## GOAL OF THE EXERCISE
Copy every line that holds "строительство".

## RECORDS TO PROCESS
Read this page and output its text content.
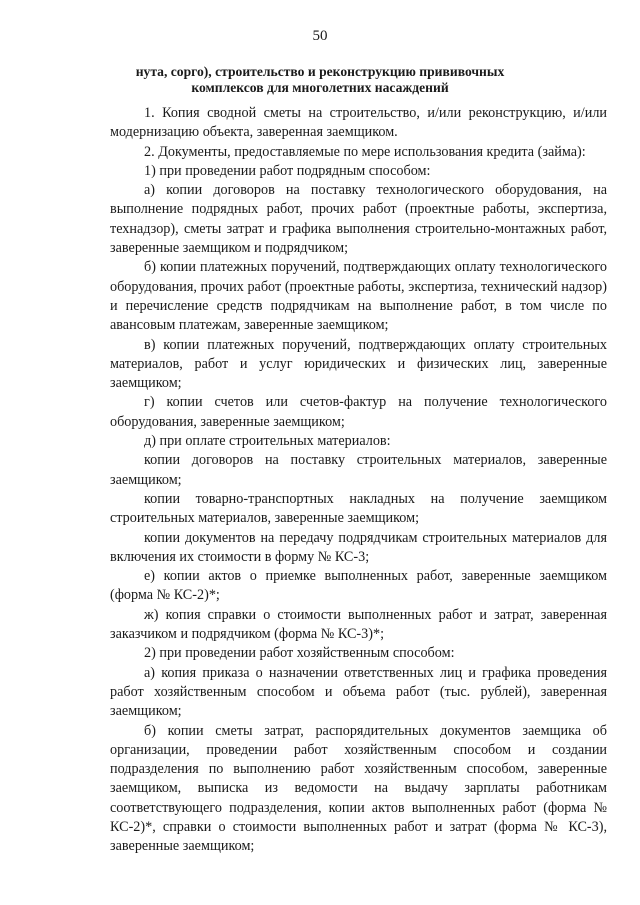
50
нута, сорго), строительство и реконструкцию прививочных комплексов для многолетних насаждений

1. Копия сводной сметы на строительство, и/или реконструкцию, и/или модернизацию объекта, заверенная заемщиком.

2. Документы, предоставляемые по мере использования кредита (займа):

1) при проведении работ подрядным способом:

а) копии договоров на поставку технологического оборудования, на выполнение подрядных работ, прочих работ (проектные работы, экспертиза, технадзор), сметы затрат и графика выполнения строительно-монтажных работ, заверенные заемщиком и подрядчиком;

б) копии платежных поручений, подтверждающих оплату технологического оборудования, прочих работ (проектные работы, экспертиза, технический надзор) и перечисление средств подрядчикам на выполнение работ, в том числе по авансовым платежам, заверенные заемщиком;

в) копии платежных поручений, подтверждающих оплату строительных материалов, работ и услуг юридических и физических лиц, заверенные заемщиком;

г) копии счетов или счетов-фактур на получение технологического оборудования, заверенные заемщиком;

д) при оплате строительных материалов:

копии договоров на поставку строительных материалов, заверенные заемщиком;

копии товарно-транспортных накладных на получение заемщиком строительных материалов, заверенные заемщиком;

копии документов на передачу подрядчикам строительных материалов для включения их стоимости в форму № КС-3;

е) копии актов о приемке выполненных работ, заверенные заемщиком (форма № КС-2)*;

ж) копия справки о стоимости выполненных работ и затрат, заверенная заказчиком и подрядчиком (форма № КС-3)*;

2) при проведении работ хозяйственным способом:

а) копия приказа о назначении ответственных лиц и графика проведения работ хозяйственным способом и объема работ (тыс. рублей), заверенная заемщиком;

б) копии сметы затрат, распорядительных документов заемщика об организации, проведении работ хозяйственным способом и создании подразделения по выполнению работ хозяйственным способом, заверенные заемщиком, выписка из ведомости на выдачу зарплаты работникам соответствующего подразделения, копии актов выполненных работ (форма № КС-2)*, справки о стоимости выполненных работ и затрат (форма № КС-3), заверенные заемщиком;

## WORKED ANSWER
нута, сорго), строительство и реконструкцию прививочных комплексов для многолетних насаждений
1. Копия сводной сметы на строительство, и/или реконструкцию, и/или модернизацию объекта, заверенная заемщиком.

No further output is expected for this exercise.